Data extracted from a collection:

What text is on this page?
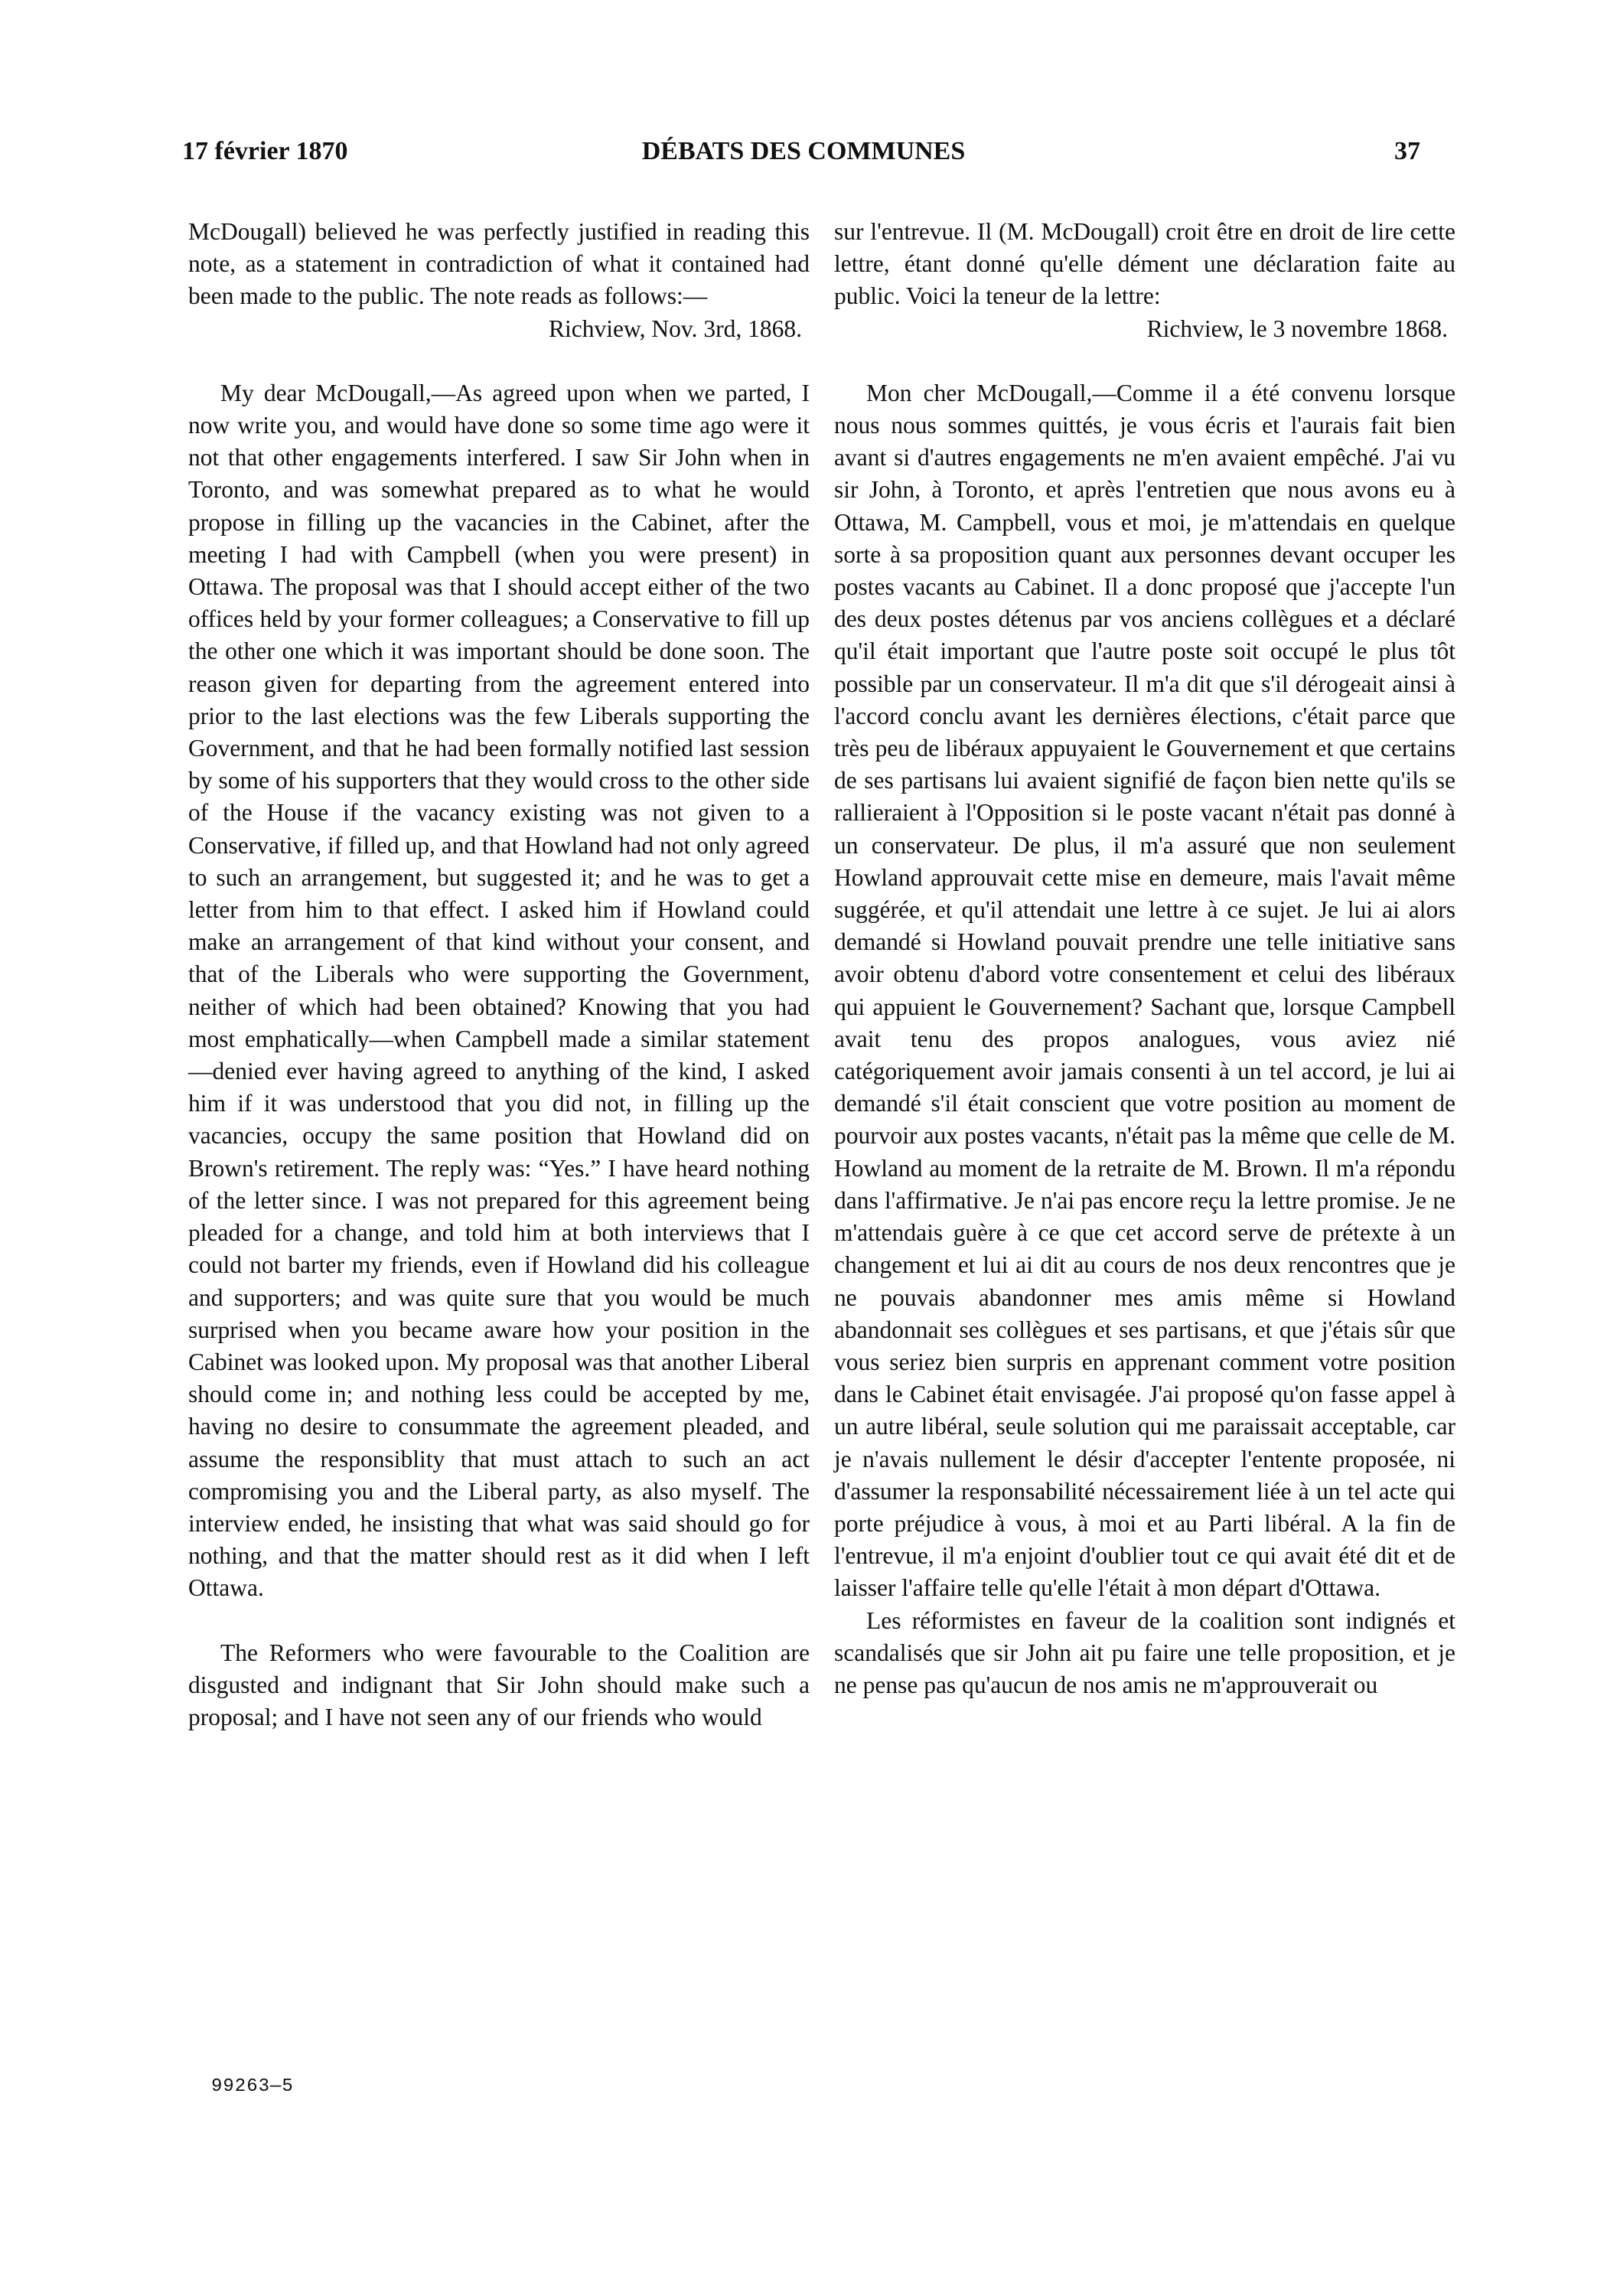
DÉBATS DES COMMUNES
17 février 1870	37

McDougall) believed he was perfectly justified in reading this note, as a statement in contradiction of what it contained had been made to the public. The note reads as follows:—

Richview, Nov. 3rd, 1868.

My dear McDougall,—As agreed upon when we parted, I now write you, and would have done so some time ago were it not that other engagements interfered. I saw Sir John when in Toronto, and was somewhat prepared as to what he would propose in filling up the vacancies in the Cabinet, after the meeting I had with Campbell (when you were present) in Ottawa. The proposal was that I should accept either of the two offices held by your former colleagues; a Conservative to fill up the other one which it was important should be done soon. The reason given for departing from the agreement entered into prior to the last elections was the few Liberals supporting the Government, and that he had been formally notified last session by some of his supporters that they would cross to the other side of the House if the vacancy existing was not given to a Conservative, if filled up, and that Howland had not only agreed to such an arrangement, but suggested it; and he was to get a letter from him to that effect. I asked him if Howland could make an arrangement of that kind without your consent, and that of the Liberals who were supporting the Government, neither of which had been obtained? Knowing that you had most emphatically—when Campbell made a similar statement—denied ever having agreed to anything of the kind, I asked him if it was understood that you did not, in filling up the vacancies, occupy the same position that Howland did on Brown's retirement. The reply was: “Yes.” I have heard nothing of the letter since. I was not prepared for this agreement being pleaded for a change, and told him at both interviews that I could not barter my friends, even if Howland did his colleague and supporters; and was quite sure that you would be much surprised when you became aware how your position in the Cabinet was looked upon. My proposal was that another Liberal should come in; and nothing less could be accepted by me, having no desire to consummate the agreement pleaded, and assume the responsiblity that must attach to such an act compromising you and the Liberal party, as also myself. The interview ended, he insisting that what was said should go for nothing, and that the matter should rest as it did when I left Ottawa.

The Reformers who were favourable to the Coalition are disgusted and indignant that Sir John should make such a proposal; and I have not seen any of our friends who would

sur l'entrevue. Il (M. McDougall) croit être en droit de lire cette lettre, étant donné qu'elle dément une déclaration faite au public. Voici la teneur de la lettre:

Richview, le 3 novembre 1868.

Mon cher McDougall,—Comme il a été convenu lorsque nous nous sommes quittés, je vous écris et l'aurais fait bien avant si d'autres engagements ne m'en avaient empêché. J'ai vu sir John, à Toronto, et après l'entretien que nous avons eu à Ottawa, M. Campbell, vous et moi, je m'attendais en quelque sorte à sa proposition quant aux personnes devant occuper les postes vacants au Cabinet. Il a donc proposé que j'accepte l'un des deux postes détenus par vos anciens collègues et a déclaré qu'il était important que l'autre poste soit occupé le plus tôt possible par un conservateur. Il m'a dit que s'il dérogeait ainsi à l'accord conclu avant les dernières élections, c'était parce que très peu de libéraux appuyaient le Gouvernement et que certains de ses partisans lui avaient signifié de façon bien nette qu'ils se rallieraient à l'Opposition si le poste vacant n'était pas donné à un conservateur. De plus, il m'a assuré que non seulement Howland approuvait cette mise en demeure, mais l'avait même suggérée, et qu'il attendait une lettre à ce sujet. Je lui ai alors demandé si Howland pouvait prendre une telle initiative sans avoir obtenu d'abord votre consentement et celui des libéraux qui appuient le Gouvernement? Sachant que, lorsque Campbell avait tenu des propos analogues, vous aviez nié catégoriquement avoir jamais consenti à un tel accord, je lui ai demandé s'il était conscient que votre position au moment de pourvoir aux postes vacants, n'était pas la même que celle de M. Howland au moment de la retraite de M. Brown. Il m'a répondu dans l'affirmative. Je n'ai pas encore reçu la lettre promise. Je ne m'attendais guère à ce que cet accord serve de prétexte à un changement et lui ai dit au cours de nos deux rencontres que je ne pouvais abandonner mes amis même si Howland abandonnait ses collègues et ses partisans, et que j'étais sûr que vous seriez bien surpris en apprenant comment votre position dans le Cabinet était envisagée. J'ai proposé qu'on fasse appel à un autre libéral, seule solution qui me paraissait acceptable, car je n'avais nullement le désir d'accepter l'entente proposée, ni d'assumer la responsabilité nécessairement liée à un tel acte qui porte préjudice à vous, à moi et au Parti libéral. A la fin de l'entrevue, il m'a enjoint d'oublier tout ce qui avait été dit et de laisser l'affaire telle qu'elle l'était à mon départ d'Ottawa.

Les réformistes en faveur de la coalition sont indignés et scandalisés que sir John ait pu faire une telle proposition, et je ne pense pas qu'aucun de nos amis ne m'approuverait ou

99263—5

Goal -> What is the number of lines in the records that contain the string "Richview"? Give only that number.

Exercise result -> 2